Output the full material exactly as it appears here.
[Begin SUPPLIED DATA]
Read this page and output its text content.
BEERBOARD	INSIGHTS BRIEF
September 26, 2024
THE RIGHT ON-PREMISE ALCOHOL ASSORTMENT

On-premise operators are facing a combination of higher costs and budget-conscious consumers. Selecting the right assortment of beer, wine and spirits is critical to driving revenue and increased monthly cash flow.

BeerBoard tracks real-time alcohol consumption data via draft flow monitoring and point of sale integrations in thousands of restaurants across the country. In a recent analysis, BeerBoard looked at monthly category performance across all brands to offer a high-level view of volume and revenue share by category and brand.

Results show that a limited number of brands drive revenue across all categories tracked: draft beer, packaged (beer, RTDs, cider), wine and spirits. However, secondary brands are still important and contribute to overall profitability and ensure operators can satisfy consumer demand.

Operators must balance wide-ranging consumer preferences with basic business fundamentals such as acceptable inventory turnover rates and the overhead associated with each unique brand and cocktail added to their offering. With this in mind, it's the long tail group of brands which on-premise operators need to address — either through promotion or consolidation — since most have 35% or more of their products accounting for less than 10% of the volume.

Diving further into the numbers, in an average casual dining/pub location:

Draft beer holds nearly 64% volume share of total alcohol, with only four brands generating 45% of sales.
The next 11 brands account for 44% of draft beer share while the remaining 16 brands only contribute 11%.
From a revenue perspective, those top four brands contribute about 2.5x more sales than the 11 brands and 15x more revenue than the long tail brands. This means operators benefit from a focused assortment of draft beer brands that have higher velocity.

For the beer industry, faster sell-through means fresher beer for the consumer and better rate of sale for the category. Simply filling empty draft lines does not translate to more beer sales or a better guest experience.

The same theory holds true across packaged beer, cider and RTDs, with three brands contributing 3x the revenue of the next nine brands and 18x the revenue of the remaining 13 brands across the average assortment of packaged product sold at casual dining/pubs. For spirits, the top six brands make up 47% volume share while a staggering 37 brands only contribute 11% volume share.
[End SUPPLIED DATA]
▶ **RESULT FOR THIS EXERCISE**:
Read this page and output its text content.
BEERBOARD	INSIGHTS BRIEF
September 26, 2024
THE RIGHT ON-PREMISE ALCOHOL ASSORTMENT

On-premise operators are facing a combination of higher costs and budget-conscious consumers. Selecting the right assortment of beer, wine and spirits is critical to driving revenue and increased monthly cash flow.

BeerBoard tracks real-time alcohol consumption data via draft flow monitoring and point of sale integrations in thousands of restaurants across the country. In a recent analysis, BeerBoard looked at monthly category performance across all brands to offer a high-level view of volume and revenue share by category and brand.

Results show that a limited number of brands drive revenue across all categories tracked: draft beer, packaged (beer, RTDs, cider), wine and spirits. However, secondary brands are still important and contribute to overall profitability and ensure operators can satisfy consumer demand.

Operators must balance wide-ranging consumer preferences with basic business fundamentals such as acceptable inventory turnover rates and the overhead associated with each unique brand and cocktail added to their offering. With this in mind, it's the long tail group of brands which on-premise operators need to address — either through promotion or consolidation — since most have 35% or more of their products accounting for less than 10% of the volume.

Diving further into the numbers, in an average casual dining/pub location:

Draft beer holds nearly 64% volume share of total alcohol, with only four brands generating 45% of sales.
The next 11 brands account for 44% of draft beer share while the remaining 16 brands only contribute 11%.
From a revenue perspective, those top four brands contribute about 2.5x more sales than the 11 brands and 15x more revenue than the long tail brands. This means operators benefit from a focused assortment of draft beer brands that have higher velocity.

For the beer industry, faster sell-through means fresher beer for the consumer and better rate of sale for the category. Simply filling empty draft lines does not translate to more beer sales or a better guest experience.

The same theory holds true across packaged beer, cider and RTDs, with three brands contributing 3x the revenue of the next nine brands and 18x the revenue of the remaining 13 brands across the average assortment of packaged product sold at casual dining/pubs. For spirits, the top six brands make up 47% volume share while a staggering 37 brands only contribute 11% volume share.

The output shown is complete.